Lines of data

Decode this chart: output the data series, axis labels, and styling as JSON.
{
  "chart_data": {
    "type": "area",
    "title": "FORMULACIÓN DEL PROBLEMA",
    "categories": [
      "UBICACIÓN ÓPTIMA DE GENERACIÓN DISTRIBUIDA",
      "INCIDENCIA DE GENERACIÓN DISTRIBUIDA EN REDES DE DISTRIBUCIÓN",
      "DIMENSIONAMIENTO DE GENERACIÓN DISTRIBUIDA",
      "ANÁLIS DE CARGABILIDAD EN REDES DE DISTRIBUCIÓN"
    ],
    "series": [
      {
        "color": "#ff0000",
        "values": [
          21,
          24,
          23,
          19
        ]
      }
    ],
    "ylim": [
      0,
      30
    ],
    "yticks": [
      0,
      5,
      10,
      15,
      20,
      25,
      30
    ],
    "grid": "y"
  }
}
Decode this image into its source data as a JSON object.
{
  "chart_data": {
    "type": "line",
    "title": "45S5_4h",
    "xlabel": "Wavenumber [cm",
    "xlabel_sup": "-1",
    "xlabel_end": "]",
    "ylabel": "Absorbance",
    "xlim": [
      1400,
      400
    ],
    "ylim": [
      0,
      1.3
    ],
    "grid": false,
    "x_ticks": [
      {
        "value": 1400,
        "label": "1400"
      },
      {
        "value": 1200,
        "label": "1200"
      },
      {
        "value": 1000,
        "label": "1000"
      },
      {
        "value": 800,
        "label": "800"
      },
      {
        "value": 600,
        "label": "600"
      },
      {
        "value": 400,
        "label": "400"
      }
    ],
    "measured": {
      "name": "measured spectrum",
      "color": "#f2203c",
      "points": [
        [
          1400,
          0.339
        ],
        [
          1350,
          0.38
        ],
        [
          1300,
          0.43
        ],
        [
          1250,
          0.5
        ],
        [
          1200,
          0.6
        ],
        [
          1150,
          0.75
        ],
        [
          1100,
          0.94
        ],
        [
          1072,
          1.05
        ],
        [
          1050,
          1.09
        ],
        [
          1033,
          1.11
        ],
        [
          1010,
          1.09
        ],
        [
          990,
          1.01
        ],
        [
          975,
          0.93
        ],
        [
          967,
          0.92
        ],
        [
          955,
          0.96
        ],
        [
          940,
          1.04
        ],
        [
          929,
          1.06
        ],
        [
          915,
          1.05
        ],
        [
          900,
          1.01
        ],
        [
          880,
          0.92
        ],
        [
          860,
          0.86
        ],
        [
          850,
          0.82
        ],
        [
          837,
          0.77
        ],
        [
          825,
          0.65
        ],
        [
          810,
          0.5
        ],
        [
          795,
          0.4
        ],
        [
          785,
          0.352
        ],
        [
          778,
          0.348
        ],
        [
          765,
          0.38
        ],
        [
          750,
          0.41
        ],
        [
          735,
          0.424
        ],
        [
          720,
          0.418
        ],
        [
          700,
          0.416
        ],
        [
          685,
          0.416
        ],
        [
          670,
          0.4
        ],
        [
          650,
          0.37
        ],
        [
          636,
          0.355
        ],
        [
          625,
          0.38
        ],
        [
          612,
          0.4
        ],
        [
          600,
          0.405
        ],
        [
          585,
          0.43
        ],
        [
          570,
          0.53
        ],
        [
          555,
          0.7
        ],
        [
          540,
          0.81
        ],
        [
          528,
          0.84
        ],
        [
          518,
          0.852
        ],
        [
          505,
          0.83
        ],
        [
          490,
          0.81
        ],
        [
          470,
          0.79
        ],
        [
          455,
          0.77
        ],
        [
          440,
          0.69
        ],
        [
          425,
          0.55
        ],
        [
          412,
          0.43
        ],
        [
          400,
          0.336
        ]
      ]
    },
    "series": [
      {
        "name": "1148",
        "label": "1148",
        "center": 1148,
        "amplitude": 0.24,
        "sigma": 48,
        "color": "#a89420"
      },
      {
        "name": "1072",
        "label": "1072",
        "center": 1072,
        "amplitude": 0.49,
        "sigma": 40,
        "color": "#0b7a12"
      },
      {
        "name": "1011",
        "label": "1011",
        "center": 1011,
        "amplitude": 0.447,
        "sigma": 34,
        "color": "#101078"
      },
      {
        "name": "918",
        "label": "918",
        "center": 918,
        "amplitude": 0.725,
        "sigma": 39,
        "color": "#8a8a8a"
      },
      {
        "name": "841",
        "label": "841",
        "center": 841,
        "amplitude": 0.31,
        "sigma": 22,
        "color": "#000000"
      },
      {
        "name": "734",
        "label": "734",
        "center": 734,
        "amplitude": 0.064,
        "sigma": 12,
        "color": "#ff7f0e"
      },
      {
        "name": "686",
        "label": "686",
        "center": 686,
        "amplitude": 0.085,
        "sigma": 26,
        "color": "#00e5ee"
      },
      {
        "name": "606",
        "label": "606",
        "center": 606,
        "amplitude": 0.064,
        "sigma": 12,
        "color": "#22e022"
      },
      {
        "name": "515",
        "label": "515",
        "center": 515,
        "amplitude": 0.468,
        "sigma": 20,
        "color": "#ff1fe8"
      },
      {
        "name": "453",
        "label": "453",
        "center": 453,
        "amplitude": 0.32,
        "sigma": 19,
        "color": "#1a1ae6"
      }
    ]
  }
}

WHAT YOU ARE ASKED TO DO:
Output every line above without altering anything.

COMPLETE ANSWER:
Decode this chart: output the data series, axis labels, and styling as JSON.
{
  "chart_data": {
    "type": "area",
    "title": "FORMULACIÓN DEL PROBLEMA",
    "categories": [
      "UBICACIÓN ÓPTIMA DE GENERACIÓN DISTRIBUIDA",
      "INCIDENCIA DE GENERACIÓN DISTRIBUIDA EN REDES DE DISTRIBUCIÓN",
      "DIMENSIONAMIENTO DE GENERACIÓN DISTRIBUIDA",
      "ANÁLIS DE CARGABILIDAD EN REDES DE DISTRIBUCIÓN"
    ],
    "series": [
      {
        "color": "#ff0000",
        "values": [
          21,
          24,
          23,
          19
        ]
      }
    ],
    "ylim": [
      0,
      30
    ],
    "yticks": [
      0,
      5,
      10,
      15,
      20,
      25,
      30
    ],
    "grid": "y"
  }
}
Decode this image into its source data as a JSON object.
{
  "chart_data": {
    "type": "line",
    "title": "45S5_4h",
    "xlabel": "Wavenumber [cm",
    "xlabel_sup": "-1",
    "xlabel_end": "]",
    "ylabel": "Absorbance",
    "xlim": [
      1400,
      400
    ],
    "ylim": [
      0,
      1.3
    ],
    "grid": false,
    "x_ticks": [
      {
        "value": 1400,
        "label": "1400"
      },
      {
        "value": 1200,
        "label": "1200"
      },
      {
        "value": 1000,
        "label": "1000"
      },
      {
        "value": 800,
        "label": "800"
      },
      {
        "value": 600,
        "label": "600"
      },
      {
        "value": 400,
        "label": "400"
      }
    ],
    "measured": {
      "name": "measured spectrum",
      "color": "#f2203c",
      "points": [
        [
          1400,
          0.339
        ],
        [
          1350,
          0.38
        ],
        [
          1300,
          0.43
        ],
        [
          1250,
          0.5
        ],
        [
          1200,
          0.6
        ],
        [
          1150,
          0.75
        ],
        [
          1100,
          0.94
        ],
        [
          1072,
          1.05
        ],
        [
          1050,
          1.09
        ],
        [
          1033,
          1.11
        ],
        [
          1010,
          1.09
        ],
        [
          990,
          1.01
        ],
        [
          975,
          0.93
        ],
        [
          967,
          0.92
        ],
        [
          955,
          0.96
        ],
        [
          940,
          1.04
        ],
        [
          929,
          1.06
        ],
        [
          915,
          1.05
        ],
        [
          900,
          1.01
        ],
        [
          880,
          0.92
        ],
        [
          860,
          0.86
        ],
        [
          850,
          0.82
        ],
        [
          837,
          0.77
        ],
        [
          825,
          0.65
        ],
        [
          810,
          0.5
        ],
        [
          795,
          0.4
        ],
        [
          785,
          0.352
        ],
        [
          778,
          0.348
        ],
        [
          765,
          0.38
        ],
        [
          750,
          0.41
        ],
        [
          735,
          0.424
        ],
        [
          720,
          0.418
        ],
        [
          700,
          0.416
        ],
        [
          685,
          0.416
        ],
        [
          670,
          0.4
        ],
        [
          650,
          0.37
        ],
        [
          636,
          0.355
        ],
        [
          625,
          0.38
        ],
        [
          612,
          0.4
        ],
        [
          600,
          0.405
        ],
        [
          585,
          0.43
        ],
        [
          570,
          0.53
        ],
        [
          555,
          0.7
        ],
        [
          540,
          0.81
        ],
        [
          528,
          0.84
        ],
        [
          518,
          0.852
        ],
        [
          505,
          0.83
        ],
        [
          490,
          0.81
        ],
        [
          470,
          0.79
        ],
        [
          455,
          0.77
        ],
        [
          440,
          0.69
        ],
        [
          425,
          0.55
        ],
        [
          412,
          0.43
        ],
        [
          400,
          0.336
        ]
      ]
    },
    "series": [
      {
        "name": "1148",
        "label": "1148",
        "center": 1148,
        "amplitude": 0.24,
        "sigma": 48,
        "color": "#a89420"
      },
      {
        "name": "1072",
        "label": "1072",
        "center": 1072,
        "amplitude": 0.49,
        "sigma": 40,
        "color": "#0b7a12"
      },
      {
        "name": "1011",
        "label": "1011",
        "center": 1011,
        "amplitude": 0.447,
        "sigma": 34,
        "color": "#101078"
      },
      {
        "name": "918",
        "label": "918",
        "center": 918,
        "amplitude": 0.725,
        "sigma": 39,
        "color": "#8a8a8a"
      },
      {
        "name": "841",
        "label": "841",
        "center": 841,
        "amplitude": 0.31,
        "sigma": 22,
        "color": "#000000"
      },
      {
        "name": "734",
        "label": "734",
        "center": 734,
        "amplitude": 0.064,
        "sigma": 12,
        "color": "#ff7f0e"
      },
      {
        "name": "686",
        "label": "686",
        "center": 686,
        "amplitude": 0.085,
        "sigma": 26,
        "color": "#00e5ee"
      },
      {
        "name": "606",
        "label": "606",
        "center": 606,
        "amplitude": 0.064,
        "sigma": 12,
        "color": "#22e022"
      },
      {
        "name": "515",
        "label": "515",
        "center": 515,
        "amplitude": 0.468,
        "sigma": 20,
        "color": "#ff1fe8"
      },
      {
        "name": "453",
        "label": "453",
        "center": 453,
        "amplitude": 0.32,
        "sigma": 19,
        "color": "#1a1ae6"
      }
    ]
  }
}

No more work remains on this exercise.